* WHAT IS REQUIRED: Transcribe all of the records word for word, but omit the pictures.

* GIVEN DATA:
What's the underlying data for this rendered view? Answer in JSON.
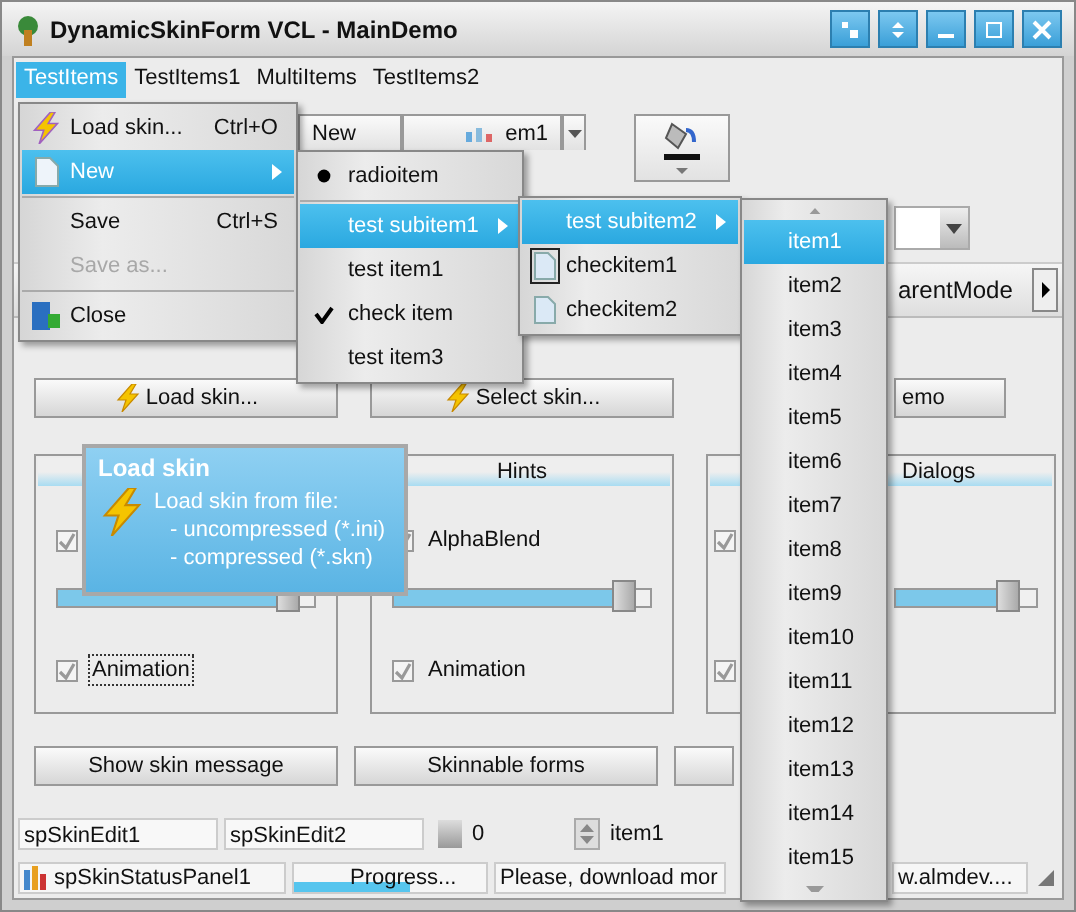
{
  "window": {
    "title": "DynamicSkinForm VCL - MainDemo"
  },
  "menubar": [
    {
      "label": "TestItems",
      "selected": true
    },
    {
      "label": "TestItems1",
      "selected": false
    },
    {
      "label": "MultiItems",
      "selected": false
    },
    {
      "label": "TestItems2",
      "selected": false
    }
  ],
  "toolbar": {
    "new_button": "New",
    "split_button": "em1"
  },
  "mode_bar": {
    "label": "arentMode"
  },
  "action_buttons": [
    {
      "label": "Load skin...",
      "kind": "bolt"
    },
    {
      "label": "Select skin...",
      "kind": "bolt"
    },
    {
      "label": "emo",
      "kind": "plain"
    }
  ],
  "groups": [
    {
      "checkboxes": [
        {
          "checked": true
        },
        {
          "label": "Animation",
          "checked": true,
          "focused": true
        }
      ],
      "slider": {
        "level": 0.9
      }
    },
    {
      "title": "Hints",
      "checkboxes": [
        {
          "label": "AlphaBlend",
          "checked": true,
          "focused": false
        },
        {
          "label": "Animation",
          "checked": true,
          "focused": false
        }
      ],
      "slider": {
        "level": 0.9
      }
    },
    {
      "title": "Dialogs",
      "checkboxes": [
        {
          "checked": true
        },
        {
          "checked": true
        }
      ],
      "slider": {
        "level": 0.8
      }
    }
  ],
  "bottom_buttons": [
    {
      "kind": "text",
      "label": "Show skin message"
    },
    {
      "kind": "text",
      "label": "Skinnable forms"
    },
    {
      "kind": "blank"
    }
  ],
  "edits": {
    "edit1": "spSkinEdit1",
    "edit2": "spSkinEdit2",
    "spin_value": "0",
    "updown_value": "item1"
  },
  "status_bar": {
    "panel": "spSkinStatusPanel1",
    "progress": {
      "label": "Progress...",
      "level": 0.6
    },
    "message": "Please, download mor",
    "message_tail": "w.almdev...."
  },
  "file_menu": [
    {
      "kind": "bolt",
      "label": "Load skin...",
      "shortcut": "Ctrl+O",
      "selected": false,
      "disabled": false,
      "submenu": false
    },
    {
      "kind": "page",
      "label": "New",
      "selected": true,
      "disabled": false,
      "submenu": true
    },
    {
      "kind": "separator"
    },
    {
      "kind": "plain",
      "label": "Save",
      "shortcut": "Ctrl+S",
      "selected": false,
      "disabled": false,
      "submenu": false
    },
    {
      "kind": "plain",
      "label": "Save as...",
      "selected": false,
      "disabled": true,
      "submenu": false
    },
    {
      "kind": "separator"
    },
    {
      "kind": "door",
      "label": "Close",
      "selected": false,
      "disabled": false,
      "submenu": false
    }
  ],
  "sub_menu": [
    {
      "kind": "radio",
      "label": "radioitem",
      "checked": true,
      "selected": false
    },
    {
      "kind": "separator"
    },
    {
      "kind": "item",
      "label": "test subitem1",
      "selected": true,
      "submenu": true
    },
    {
      "kind": "item",
      "label": "test item1",
      "selected": false,
      "submenu": false
    },
    {
      "kind": "check",
      "label": "check item",
      "checked": true,
      "selected": false
    },
    {
      "kind": "item",
      "label": "test item3",
      "selected": false,
      "submenu": false
    }
  ],
  "sub_menu2": [
    {
      "kind": "item",
      "label": "test subitem2",
      "selected": true,
      "submenu": true
    },
    {
      "kind": "icon_check",
      "label": "checkitem1",
      "checked": true,
      "selected": false
    },
    {
      "kind": "icon_check",
      "label": "checkitem2",
      "checked": false,
      "selected": false
    }
  ],
  "item_list": [
    {
      "label": "item1",
      "selected": true
    },
    {
      "label": "item2",
      "selected": false
    },
    {
      "label": "item3",
      "selected": false
    },
    {
      "label": "item4",
      "selected": false
    },
    {
      "label": "item5",
      "selected": false
    },
    {
      "label": "item6",
      "selected": false
    },
    {
      "label": "item7",
      "selected": false
    },
    {
      "label": "item8",
      "selected": false
    },
    {
      "label": "item9",
      "selected": false
    },
    {
      "label": "item10",
      "selected": false
    },
    {
      "label": "item11",
      "selected": false
    },
    {
      "label": "item12",
      "selected": false
    },
    {
      "label": "item13",
      "selected": false
    },
    {
      "label": "item14",
      "selected": false
    },
    {
      "label": "item15",
      "selected": false
    }
  ],
  "hint": {
    "title": "Load skin",
    "lines": [
      "Load skin from file:",
      "- uncompressed (*.ini)",
      "- compressed (*.skn)"
    ]
  }
}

* WRITTEN ANSWER:
What's the underlying data for this rendered view? Answer in JSON.
{
  "window": {
    "title": "DynamicSkinForm VCL - MainDemo"
  },
  "menubar": [
    {
      "label": "TestItems",
      "selected": true
    },
    {
      "label": "TestItems1",
      "selected": false
    },
    {
      "label": "MultiItems",
      "selected": false
    },
    {
      "label": "TestItems2",
      "selected": false
    }
  ],
  "toolbar": {
    "new_button": "New",
    "split_button": "em1"
  },
  "mode_bar": {
    "label": "arentMode"
  },
  "action_buttons": [
    {
      "label": "Load skin...",
      "kind": "bolt"
    },
    {
      "label": "Select skin...",
      "kind": "bolt"
    },
    {
      "label": "emo",
      "kind": "plain"
    }
  ],
  "groups": [
    {
      "checkboxes": [
        {
          "checked": true
        },
        {
          "label": "Animation",
          "checked": true,
          "focused": true
        }
      ],
      "slider": {
        "level": 0.9
      }
    },
    {
      "title": "Hints",
      "checkboxes": [
        {
          "label": "AlphaBlend",
          "checked": true,
          "focused": false
        },
        {
          "label": "Animation",
          "checked": true,
          "focused": false
        }
      ],
      "slider": {
        "level": 0.9
      }
    },
    {
      "title": "Dialogs",
      "checkboxes": [
        {
          "checked": true
        },
        {
          "checked": true
        }
      ],
      "slider": {
        "level": 0.8
      }
    }
  ],
  "bottom_buttons": [
    {
      "kind": "text",
      "label": "Show skin message"
    },
    {
      "kind": "text",
      "label": "Skinnable forms"
    },
    {
      "kind": "blank"
    }
  ],
  "edits": {
    "edit1": "spSkinEdit1",
    "edit2": "spSkinEdit2",
    "spin_value": "0",
    "updown_value": "item1"
  },
  "status_bar": {
    "panel": "spSkinStatusPanel1",
    "progress": {
      "label": "Progress...",
      "level": 0.6
    },
    "message": "Please, download mor",
    "message_tail": "w.almdev...."
  },
  "file_menu": [
    {
      "kind": "bolt",
      "label": "Load skin...",
      "shortcut": "Ctrl+O",
      "selected": false,
      "disabled": false,
      "submenu": false
    },
    {
      "kind": "page",
      "label": "New",
      "selected": true,
      "disabled": false,
      "submenu": true
    },
    {
      "kind": "separator"
    },
    {
      "kind": "plain",
      "label": "Save",
      "shortcut": "Ctrl+S",
      "selected": false,
      "disabled": false,
      "submenu": false
    },
    {
      "kind": "plain",
      "label": "Save as...",
      "selected": false,
      "disabled": true,
      "submenu": false
    },
    {
      "kind": "separator"
    },
    {
      "kind": "door",
      "label": "Close",
      "selected": false,
      "disabled": false,
      "submenu": false
    }
  ],
  "sub_menu": [
    {
      "kind": "radio",
      "label": "radioitem",
      "checked": true,
      "selected": false
    },
    {
      "kind": "separator"
    },
    {
      "kind": "item",
      "label": "test subitem1",
      "selected": true,
      "submenu": true
    },
    {
      "kind": "item",
      "label": "test item1",
      "selected": false,
      "submenu": false
    },
    {
      "kind": "check",
      "label": "check item",
      "checked": true,
      "selected": false
    },
    {
      "kind": "item",
      "label": "test item3",
      "selected": false,
      "submenu": false
    }
  ],
  "sub_menu2": [
    {
      "kind": "item",
      "label": "test subitem2",
      "selected": true,
      "submenu": true
    },
    {
      "kind": "icon_check",
      "label": "checkitem1",
      "checked": true,
      "selected": false
    },
    {
      "kind": "icon_check",
      "label": "checkitem2",
      "checked": false,
      "selected": false
    }
  ],
  "item_list": [
    {
      "label": "item1",
      "selected": true
    },
    {
      "label": "item2",
      "selected": false
    },
    {
      "label": "item3",
      "selected": false
    },
    {
      "label": "item4",
      "selected": false
    },
    {
      "label": "item5",
      "selected": false
    },
    {
      "label": "item6",
      "selected": false
    },
    {
      "label": "item7",
      "selected": false
    },
    {
      "label": "item8",
      "selected": false
    },
    {
      "label": "item9",
      "selected": false
    },
    {
      "label": "item10",
      "selected": false
    },
    {
      "label": "item11",
      "selected": false
    },
    {
      "label": "item12",
      "selected": false
    },
    {
      "label": "item13",
      "selected": false
    },
    {
      "label": "item14",
      "selected": false
    },
    {
      "label": "item15",
      "selected": false
    }
  ],
  "hint": {
    "title": "Load skin",
    "lines": [
      "Load skin from file:",
      "- uncompressed (*.ini)",
      "- compressed (*.skn)"
    ]
  }
}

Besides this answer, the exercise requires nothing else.